Taylor Farms has had "an unusual number of voluntary recalls for tainted protects in the last three years," the New York Times reported.
The large vegetable producer, whose salad mix has been linked to the illness of hundreds of people in 22 states, has had three recalls in 2011 and 2012, according to the Food and Drug Administration.
Earlier this month, Taylor Farms de Mexico halted production of its products to the United States after the pre-packaged salads were linked to Cyclospora, an infection caused by ingesting food or water containing a parasite.
The recall of greens used at Olive Garden, Red Lobster and possibly other restaurant chains is Taylor Farm's fourth this year.
Production for the Mexican unit resumed, with the FDA announcing they will conduct a program designed to detect Cyclospora on leafy greens and other products from its farms and processing facility. According to Reuters, the new program will include sampling products and water and monitoring of sanitary conditions.
Since June of this year, more than 600 cases of cyclosporiasis were reported. Although not all reported cases were tied to Taylor Farms produce, this is the largest outbreak of cyclosporiasis since 1997.
"Just if you do the sheer math, our recalls relative to our size are fewer than anybody else," said Burce Taylor, Cheif Executive of Taylor Farms. He said his company sells as much as its next three largest competitors combined, according to the Times.
Taylor Farms competitors Dole and Fresh Express each had four recalls in 2012 and one in 2011, but neither company has had to recall their products this year, according to Food and Drug Administration.
According to the Times, Bill Marler, a lawyer who specializes in food safety litigation, said the number of recalls by Taylor is too high.
"That's quite a number of recalls over that time period," Marler said.
Several of those recalls could have been prompted by random inspections by state health agencies under a federal program that is now defunct, the Times reported.
Shelly Burgess, a spokeswoman for the Food and Drug Administration, said there is no specific number of recalls that would require greater scrutiny by the agency.

- - - - - - -

- _BRIEF A_:
According to the Taylor Farms recall article, which two competitors each had four recalls in 2012?
- _BRIEF B_:
Write what follows the final sentence of the Taylor Farms recall article.

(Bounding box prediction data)
- - - - - - -

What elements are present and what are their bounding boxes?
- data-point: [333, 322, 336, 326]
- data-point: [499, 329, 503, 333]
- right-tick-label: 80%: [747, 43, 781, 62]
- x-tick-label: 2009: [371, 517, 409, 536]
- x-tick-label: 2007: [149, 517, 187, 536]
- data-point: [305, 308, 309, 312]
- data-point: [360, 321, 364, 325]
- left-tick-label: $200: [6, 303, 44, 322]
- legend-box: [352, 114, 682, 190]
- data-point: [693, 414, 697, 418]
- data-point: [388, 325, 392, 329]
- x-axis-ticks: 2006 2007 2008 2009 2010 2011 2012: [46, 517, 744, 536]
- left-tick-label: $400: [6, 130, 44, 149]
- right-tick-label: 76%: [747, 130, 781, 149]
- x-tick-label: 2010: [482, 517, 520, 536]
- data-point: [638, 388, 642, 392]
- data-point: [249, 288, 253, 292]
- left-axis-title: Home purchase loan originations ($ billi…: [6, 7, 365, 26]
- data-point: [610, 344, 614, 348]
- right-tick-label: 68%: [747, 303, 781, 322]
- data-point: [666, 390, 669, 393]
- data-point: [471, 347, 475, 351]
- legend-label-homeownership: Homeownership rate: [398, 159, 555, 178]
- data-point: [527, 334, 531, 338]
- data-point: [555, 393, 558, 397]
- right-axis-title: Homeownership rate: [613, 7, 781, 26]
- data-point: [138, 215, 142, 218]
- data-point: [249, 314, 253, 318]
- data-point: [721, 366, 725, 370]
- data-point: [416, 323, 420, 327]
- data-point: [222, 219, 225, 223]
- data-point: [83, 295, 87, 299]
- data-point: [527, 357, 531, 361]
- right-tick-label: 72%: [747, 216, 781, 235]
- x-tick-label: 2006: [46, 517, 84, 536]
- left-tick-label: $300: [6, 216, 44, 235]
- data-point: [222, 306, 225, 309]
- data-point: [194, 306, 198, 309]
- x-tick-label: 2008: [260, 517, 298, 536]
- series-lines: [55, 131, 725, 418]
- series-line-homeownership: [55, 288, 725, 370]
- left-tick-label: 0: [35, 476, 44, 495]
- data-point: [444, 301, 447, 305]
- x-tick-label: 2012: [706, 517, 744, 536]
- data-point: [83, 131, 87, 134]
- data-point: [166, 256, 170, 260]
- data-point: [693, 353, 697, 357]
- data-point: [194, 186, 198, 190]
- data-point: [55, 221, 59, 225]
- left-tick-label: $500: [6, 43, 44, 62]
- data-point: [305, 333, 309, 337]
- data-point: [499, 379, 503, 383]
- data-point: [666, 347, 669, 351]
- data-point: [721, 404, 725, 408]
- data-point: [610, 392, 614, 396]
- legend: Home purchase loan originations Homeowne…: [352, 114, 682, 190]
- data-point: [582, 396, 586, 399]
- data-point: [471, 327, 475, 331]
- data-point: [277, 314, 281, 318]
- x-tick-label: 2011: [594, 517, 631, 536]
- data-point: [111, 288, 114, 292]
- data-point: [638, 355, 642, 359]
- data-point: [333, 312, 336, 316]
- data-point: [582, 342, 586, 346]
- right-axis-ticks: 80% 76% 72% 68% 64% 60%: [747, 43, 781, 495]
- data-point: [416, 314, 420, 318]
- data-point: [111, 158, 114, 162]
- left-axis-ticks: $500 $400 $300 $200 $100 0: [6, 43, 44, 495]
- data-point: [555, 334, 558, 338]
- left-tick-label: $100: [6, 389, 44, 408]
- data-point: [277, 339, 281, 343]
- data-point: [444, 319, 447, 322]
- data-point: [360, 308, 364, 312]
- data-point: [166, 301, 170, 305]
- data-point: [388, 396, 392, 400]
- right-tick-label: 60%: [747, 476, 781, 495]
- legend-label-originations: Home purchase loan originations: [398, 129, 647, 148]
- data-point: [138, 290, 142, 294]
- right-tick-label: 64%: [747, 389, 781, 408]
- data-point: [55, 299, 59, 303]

- - - - - - -

- _YOUR RESPONSE A_:
Dole and Fresh Express.

- _YOUR RESPONSE B_:
"In assessing whether a firm should be subject to increased F.D.A. scrutiny, the agency takes many risk factors into account beyond the number of recalls the firm has initiated," Burgess wrote in an e-mail, according to the Times.
According to Taylor, many of the recalls were prompted by the company's own food safety regimen.
"We have a protocol where we do an initial test and get an initial positive or negative and then follow that with a confirmation test that gives a positive or negative," said Taylor. "I violated that protocol, though, out of an abundance of caution, acting to recall the product before we got the final result."
Taylor is reporting the final testing has found no contamination. Taylor called the recalls an unnecessary fire drill, the Times reported.
The FDA reported two of Taylor's recalls this year, which included their BBQ Flavored Ranch Salad with Chicken and a Black Forest ham and Swiss cheese sandwich, resulted in 700 cases. It was reported that peanuts were mistaken for pathogen.
"Something else is going on, and I think it's probably environmental," Marler said.
Taylor has questioned whether flooding earlier this summer in the areas where the problem surfaced provided the conditions for bacterial infections. He said notices posted in Nebraska, Iowa and Texas had warned residents in flooded regions to boil their water.